• Excerto do documento:

E dizemos isto até porque, na verdade, de forma alguma, se constata que se tenha dado como provada e não provada a mesma factualidade.
Nesta conformidade, importa concluir que, à revelia do pretendido, não ocorre qualquer contradição insanável da fundamentação ou sequer entre a fundamentação e a decisão.

No que se prende com a derradeira questão, torna-se forçoso referir, de imediato, que, de acordo como o estabelecido no Art.º 41º, nº 1, da Lei Eleitoral dos Órgãos das Autarquias Locais “os órgãos do Estado, das Regiões Autónomas e das Autarquias Locais, das demais pessoas colectivas de direito público, das sociedades de capitais públicos ou de economia mista e das sociedades concessionárias de serviços públicos, de bens do domínio público ou de obras públicas, bem como nessa qualidade, os respectivos titulares, não podem intervir directa ou indirectamente em campanha eleitoral nem praticar quaisquer actos que favoreçam ou prejudiquem uma candidatura em detrimento de outra ou outras, devendo assegurar a igualdade de tratamento e a imparcialidade em qualquer intervenção nos procedimentos eleitorais”.
Por sua vez, o Art.º 172º de tal Lei estatui que: “Quem, no exercício das suas funções, infringir os deveres de neutralidade ou imparcialidade a que esteja legalmente obrigado é punido com pena de prisão até 2 anos ou pena de multa até 240 dias”.
Outrossim, conforme se extrapola do disposto no Art.º 38º do mesmo diploma legal, os deveres de neutralidade e imparcialidade devem ser observados, em relação a qualquer das eleições, desde a publicação do Decreto que marque a data para a realização das mesmas, ou seja, no que releva para o caso concreto, quanto a todas as condutas que ocorram entre o período de 03-07-2009 a 11-10-2009.
Com efeito, o dever de neutralidade e imparcialidade a que todas as entidades públicas estão obrigadas durante o decurso do processo eleitoral, tem como finalidade a manutenção do princípio da igualdade de oportunidades e de tratamento das diversas candidaturas, o que constitui uma concretização, em sede de direito eleitoral, do princípio geral da igualdade (cfr. Art.ºs 13º e 113º, nº 3, alínea b), ambos da C.R.P.).
Trata-se de direitos fundamentais de igualdade que revestem a característica de direito subjectivo público e beneficiam, por isso, do regime dos direitos, liberdades e garantias (cfr. J. J. Gomes Canotilho e Vital Moreira, Constituição da República Portuguesa Anotada, Volume II, 4ª Edição Revista, Pág. 85).
Sendo certo que a sobredita Lei Fundamental prevê, ainda, no seu Art.º 22º, a responsabilidade civil das entidades públicas cujas acções ou omissões praticadas no exercício das suas funções e por causa desse exercício resultem em violação dos direitos de liberdade e garantias ou em prejuízo de outrem.
Mais, inexistem dúvidas de que a imposição de neutralidade às entidades públicas, exigível desde a data da marcação das eleições, não é incompatível com a normal prossecução das suas funções.

• Exercício proposto 1: No excerto sobre o dever de neutralidade eleitoral, que pena estabelece o Art.º 172º para quem infringir os deveres de neutralidade ou imparcialidade?
• Exercício proposto 2: Reproduza o trecho do excerto sobre o dever de neutralidade eleitoral compreendido entre "Trata-se de direitos" e "das suas funções.", inclusive.
• Exercício proposto 3: Enumere todos os artigos de lei citados no excerto sobre o dever de neutralidade eleitoral, com os números e alíneas indicados.

• Material fornecido:

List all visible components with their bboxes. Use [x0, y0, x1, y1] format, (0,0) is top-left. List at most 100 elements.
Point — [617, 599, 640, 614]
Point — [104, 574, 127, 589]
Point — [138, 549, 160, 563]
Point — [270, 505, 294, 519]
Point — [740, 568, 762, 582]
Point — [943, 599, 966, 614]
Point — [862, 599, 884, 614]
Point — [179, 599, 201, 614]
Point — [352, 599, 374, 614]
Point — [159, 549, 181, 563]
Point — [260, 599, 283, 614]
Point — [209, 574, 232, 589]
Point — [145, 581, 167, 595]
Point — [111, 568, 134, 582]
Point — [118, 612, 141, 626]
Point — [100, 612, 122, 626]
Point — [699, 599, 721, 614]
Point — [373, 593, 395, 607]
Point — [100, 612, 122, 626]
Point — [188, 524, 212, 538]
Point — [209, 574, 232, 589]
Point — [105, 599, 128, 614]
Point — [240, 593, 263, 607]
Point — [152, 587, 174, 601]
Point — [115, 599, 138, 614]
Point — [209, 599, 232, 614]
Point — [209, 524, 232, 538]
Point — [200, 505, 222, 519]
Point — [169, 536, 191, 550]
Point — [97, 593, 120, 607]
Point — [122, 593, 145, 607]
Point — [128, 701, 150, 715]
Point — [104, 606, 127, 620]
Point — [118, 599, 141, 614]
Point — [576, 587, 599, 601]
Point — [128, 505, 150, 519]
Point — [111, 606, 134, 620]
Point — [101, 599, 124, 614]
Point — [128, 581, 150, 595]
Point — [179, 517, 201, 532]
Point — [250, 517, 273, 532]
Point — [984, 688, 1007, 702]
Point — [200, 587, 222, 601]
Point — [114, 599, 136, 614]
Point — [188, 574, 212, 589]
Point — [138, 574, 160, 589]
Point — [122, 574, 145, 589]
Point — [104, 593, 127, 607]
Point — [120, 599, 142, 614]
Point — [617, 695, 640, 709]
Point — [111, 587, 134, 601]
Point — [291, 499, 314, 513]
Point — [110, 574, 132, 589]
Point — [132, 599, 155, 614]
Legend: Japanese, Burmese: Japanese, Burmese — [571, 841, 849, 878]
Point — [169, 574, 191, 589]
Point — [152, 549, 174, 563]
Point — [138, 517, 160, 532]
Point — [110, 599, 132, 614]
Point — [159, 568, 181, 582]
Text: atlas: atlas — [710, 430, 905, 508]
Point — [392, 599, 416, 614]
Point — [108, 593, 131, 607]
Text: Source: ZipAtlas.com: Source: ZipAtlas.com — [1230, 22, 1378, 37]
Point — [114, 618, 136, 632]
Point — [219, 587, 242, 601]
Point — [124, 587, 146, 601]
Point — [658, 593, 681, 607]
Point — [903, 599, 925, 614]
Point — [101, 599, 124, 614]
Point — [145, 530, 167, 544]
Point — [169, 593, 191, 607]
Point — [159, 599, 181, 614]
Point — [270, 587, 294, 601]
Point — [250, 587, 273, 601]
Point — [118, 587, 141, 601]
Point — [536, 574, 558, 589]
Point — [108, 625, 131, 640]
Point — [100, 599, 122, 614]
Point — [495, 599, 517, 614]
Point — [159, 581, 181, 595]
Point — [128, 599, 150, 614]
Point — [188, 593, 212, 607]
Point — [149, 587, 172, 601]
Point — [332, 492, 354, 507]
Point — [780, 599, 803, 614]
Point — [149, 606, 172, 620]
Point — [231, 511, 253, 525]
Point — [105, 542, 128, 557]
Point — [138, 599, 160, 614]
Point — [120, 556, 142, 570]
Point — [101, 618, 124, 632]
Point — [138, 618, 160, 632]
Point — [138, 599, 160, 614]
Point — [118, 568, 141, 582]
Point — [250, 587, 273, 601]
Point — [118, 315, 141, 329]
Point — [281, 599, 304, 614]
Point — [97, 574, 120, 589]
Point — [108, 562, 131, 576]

• Resultado da tarefa 1: Pena de prisão até 2 anos ou pena de multa até 240 dias.

• Resultado da tarefa 2:
Trata-se de direitos fundamentais de igualdade que revestem a característica de direito subjectivo público e beneficiam, por isso, do regime dos direitos, liberdades e garantias (cfr. J. J. Gomes Canotilho e Vital Moreira, Constituição da República Portuguesa Anotada, Volume II, 4ª Edição Revista, Pág. 85).
Sendo certo que a sobredita Lei Fundamental prevê, ainda, no seu Art.º 22º, a responsabilidade civil das entidades públicas cujas acções ou omissões praticadas no exercício das suas funções e por causa desse exercício resultem em violação dos direitos de liberdade e garantias ou em prejuízo de outrem.
Mais, inexistem dúvidas de que a imposição de neutralidade às entidades públicas, exigível desde a data da marcação das eleições, não é incompatível com a normal prossecução das suas funções.

• Resultado da tarefa 3: Art.º 41º, nº 1; Art.º 172º; Art.º 38º; Art.º 13º; Art.º 113º, nº 3, alínea b); Art.º 22º